_Aim_: Output each line exactly as it appears, skipping any embedded picture.

_Records for this task_:

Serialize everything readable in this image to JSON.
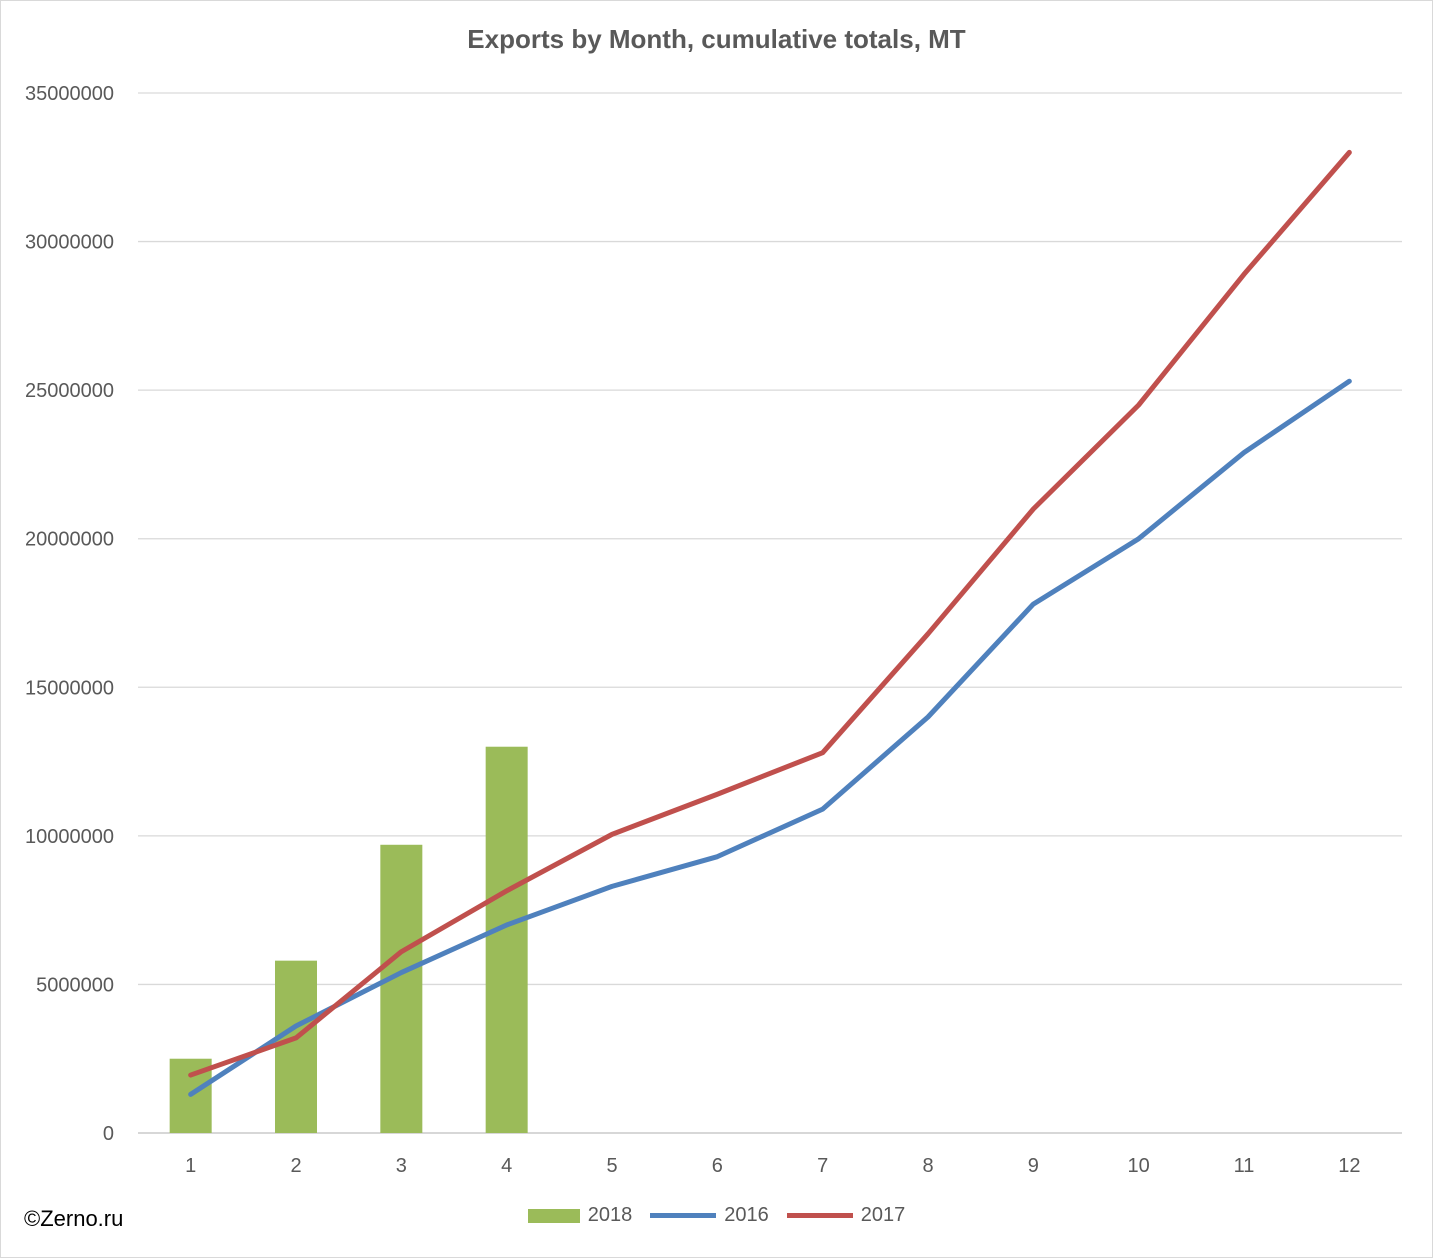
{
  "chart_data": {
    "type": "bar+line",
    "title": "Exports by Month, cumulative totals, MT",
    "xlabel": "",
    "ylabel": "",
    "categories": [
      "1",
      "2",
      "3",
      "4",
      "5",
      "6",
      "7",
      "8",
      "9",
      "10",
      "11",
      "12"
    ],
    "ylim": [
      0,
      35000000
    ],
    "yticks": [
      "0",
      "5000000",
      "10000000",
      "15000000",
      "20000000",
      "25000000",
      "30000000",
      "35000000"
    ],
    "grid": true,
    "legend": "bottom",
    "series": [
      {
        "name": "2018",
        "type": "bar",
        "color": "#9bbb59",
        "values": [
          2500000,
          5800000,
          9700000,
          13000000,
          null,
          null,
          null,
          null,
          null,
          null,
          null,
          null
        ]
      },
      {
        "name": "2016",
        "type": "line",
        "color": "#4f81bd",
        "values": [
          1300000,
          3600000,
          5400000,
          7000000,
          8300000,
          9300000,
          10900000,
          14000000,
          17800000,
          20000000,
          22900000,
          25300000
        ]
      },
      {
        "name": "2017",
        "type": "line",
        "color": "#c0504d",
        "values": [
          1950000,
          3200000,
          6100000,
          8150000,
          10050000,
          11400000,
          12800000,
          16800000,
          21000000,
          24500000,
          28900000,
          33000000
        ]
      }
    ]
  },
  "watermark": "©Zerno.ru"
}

_The reply_:
Serialize everything readable in this image to JSON.
{
  "chart_data": {
    "type": "bar+line",
    "title": "Exports by Month, cumulative totals, MT",
    "xlabel": "",
    "ylabel": "",
    "categories": [
      "1",
      "2",
      "3",
      "4",
      "5",
      "6",
      "7",
      "8",
      "9",
      "10",
      "11",
      "12"
    ],
    "ylim": [
      0,
      35000000
    ],
    "yticks": [
      "0",
      "5000000",
      "10000000",
      "15000000",
      "20000000",
      "25000000",
      "30000000",
      "35000000"
    ],
    "grid": true,
    "legend": "bottom",
    "series": [
      {
        "name": "2018",
        "type": "bar",
        "color": "#9bbb59",
        "values": [
          2500000,
          5800000,
          9700000,
          13000000,
          null,
          null,
          null,
          null,
          null,
          null,
          null,
          null
        ]
      },
      {
        "name": "2016",
        "type": "line",
        "color": "#4f81bd",
        "values": [
          1300000,
          3600000,
          5400000,
          7000000,
          8300000,
          9300000,
          10900000,
          14000000,
          17800000,
          20000000,
          22900000,
          25300000
        ]
      },
      {
        "name": "2017",
        "type": "line",
        "color": "#c0504d",
        "values": [
          1950000,
          3200000,
          6100000,
          8150000,
          10050000,
          11400000,
          12800000,
          16800000,
          21000000,
          24500000,
          28900000,
          33000000
        ]
      }
    ]
  },
  "watermark": "©Zerno.ru"
}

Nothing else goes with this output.